(Goal):
Copy all of the material word for word, except for the pictures.

-- Start of Dataset --

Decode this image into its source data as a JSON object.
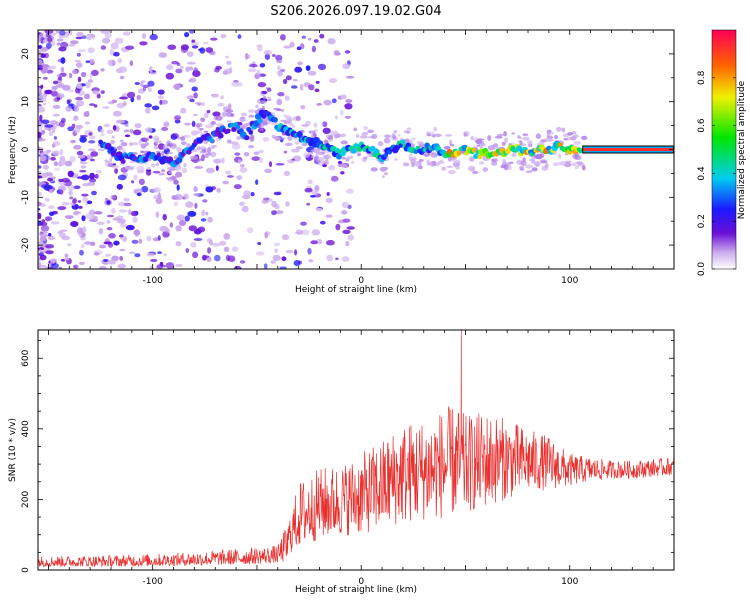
{
  "title": "S206.2026.097.19.02.G04",
  "chart_data": [
    {
      "type": "heatmap",
      "name": "spectrogram",
      "xlabel": "Height of straight line (km)",
      "ylabel": "Frequency (Hz)",
      "xlim": [
        -155,
        150
      ],
      "ylim": [
        -25,
        25
      ],
      "xticks": [
        -100,
        0,
        100
      ],
      "yticks": [
        -20,
        -10,
        0,
        10,
        20
      ],
      "ridge": {
        "x": [
          -125,
          -120,
          -115,
          -110,
          -105,
          -100,
          -95,
          -90,
          -85,
          -80,
          -75,
          -70,
          -65,
          -60,
          -55,
          -50,
          -45,
          -40,
          -35,
          -30,
          -25,
          -20,
          -15,
          -10,
          -5,
          0,
          5,
          10,
          15,
          20,
          25,
          30,
          35,
          40,
          45,
          50,
          55,
          60,
          65,
          70,
          75,
          80,
          85,
          90,
          95,
          100,
          105,
          150
        ],
        "y": [
          1,
          0,
          -2,
          -1,
          -2,
          -1,
          -2,
          -3,
          -1,
          1,
          2,
          3,
          4,
          5,
          3,
          6,
          8,
          5,
          4,
          3,
          2,
          1,
          0,
          -1,
          0,
          1,
          0,
          -2,
          0,
          1,
          0,
          0,
          1,
          -1,
          -1,
          0,
          -1,
          -1,
          -1,
          0,
          0,
          -1,
          0,
          0,
          1,
          0,
          0,
          0
        ]
      },
      "colorbar": {
        "label": "Normalized spectral amplitude",
        "range": [
          0,
          1
        ],
        "ticks": [
          "0.0",
          "0.2",
          "0.4",
          "0.6",
          "0.8"
        ],
        "tick_values": [
          0,
          0.2,
          0.4,
          0.6,
          0.8
        ]
      }
    },
    {
      "type": "line",
      "name": "snr",
      "xlabel": "Height of straight line (km)",
      "ylabel": "SNR (10 * v/v)",
      "xlim": [
        -155,
        150
      ],
      "ylim": [
        0,
        680
      ],
      "xticks": [
        -100,
        0,
        100
      ],
      "yticks": [
        0,
        200,
        400,
        600
      ],
      "series": [
        {
          "name": "SNR",
          "color": "#e8302f",
          "envelope_x": [
            -155,
            -120,
            -90,
            -60,
            -40,
            -35,
            -30,
            -20,
            -10,
            0,
            10,
            20,
            30,
            40,
            45,
            50,
            60,
            70,
            80,
            90,
            100,
            110,
            120,
            130,
            140,
            150
          ],
          "envelope_lo": [
            10,
            10,
            12,
            15,
            20,
            25,
            30,
            50,
            60,
            60,
            70,
            80,
            90,
            90,
            100,
            110,
            130,
            160,
            190,
            200,
            220,
            240,
            250,
            250,
            255,
            260
          ],
          "envelope_hi": [
            40,
            42,
            48,
            60,
            70,
            140,
            250,
            290,
            300,
            330,
            370,
            420,
            430,
            460,
            470,
            440,
            450,
            430,
            400,
            380,
            330,
            320,
            310,
            310,
            315,
            320
          ]
        }
      ]
    }
  ]
}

-- End of Dataset --

(Result of this exercise):
Decode this image into its source data as a JSON object.
{
  "title": "S206.2026.097.19.02.G04",
  "chart_data": [
    {
      "type": "heatmap",
      "name": "spectrogram",
      "xlabel": "Height of straight line (km)",
      "ylabel": "Frequency (Hz)",
      "xlim": [
        -155,
        150
      ],
      "ylim": [
        -25,
        25
      ],
      "xticks": [
        -100,
        0,
        100
      ],
      "yticks": [
        -20,
        -10,
        0,
        10,
        20
      ],
      "ridge": {
        "x": [
          -125,
          -120,
          -115,
          -110,
          -105,
          -100,
          -95,
          -90,
          -85,
          -80,
          -75,
          -70,
          -65,
          -60,
          -55,
          -50,
          -45,
          -40,
          -35,
          -30,
          -25,
          -20,
          -15,
          -10,
          -5,
          0,
          5,
          10,
          15,
          20,
          25,
          30,
          35,
          40,
          45,
          50,
          55,
          60,
          65,
          70,
          75,
          80,
          85,
          90,
          95,
          100,
          105,
          150
        ],
        "y": [
          1,
          0,
          -2,
          -1,
          -2,
          -1,
          -2,
          -3,
          -1,
          1,
          2,
          3,
          4,
          5,
          3,
          6,
          8,
          5,
          4,
          3,
          2,
          1,
          0,
          -1,
          0,
          1,
          0,
          -2,
          0,
          1,
          0,
          0,
          1,
          -1,
          -1,
          0,
          -1,
          -1,
          -1,
          0,
          0,
          -1,
          0,
          0,
          1,
          0,
          0,
          0
        ]
      },
      "colorbar": {
        "label": "Normalized spectral amplitude",
        "range": [
          0,
          1
        ],
        "ticks": [
          "0.0",
          "0.2",
          "0.4",
          "0.6",
          "0.8"
        ],
        "tick_values": [
          0,
          0.2,
          0.4,
          0.6,
          0.8
        ]
      }
    },
    {
      "type": "line",
      "name": "snr",
      "xlabel": "Height of straight line (km)",
      "ylabel": "SNR (10 * v/v)",
      "xlim": [
        -155,
        150
      ],
      "ylim": [
        0,
        680
      ],
      "xticks": [
        -100,
        0,
        100
      ],
      "yticks": [
        0,
        200,
        400,
        600
      ],
      "series": [
        {
          "name": "SNR",
          "color": "#e8302f",
          "envelope_x": [
            -155,
            -120,
            -90,
            -60,
            -40,
            -35,
            -30,
            -20,
            -10,
            0,
            10,
            20,
            30,
            40,
            45,
            50,
            60,
            70,
            80,
            90,
            100,
            110,
            120,
            130,
            140,
            150
          ],
          "envelope_lo": [
            10,
            10,
            12,
            15,
            20,
            25,
            30,
            50,
            60,
            60,
            70,
            80,
            90,
            90,
            100,
            110,
            130,
            160,
            190,
            200,
            220,
            240,
            250,
            250,
            255,
            260
          ],
          "envelope_hi": [
            40,
            42,
            48,
            60,
            70,
            140,
            250,
            290,
            300,
            330,
            370,
            420,
            430,
            460,
            470,
            440,
            450,
            430,
            400,
            380,
            330,
            320,
            310,
            310,
            315,
            320
          ]
        }
      ]
    }
  ]
}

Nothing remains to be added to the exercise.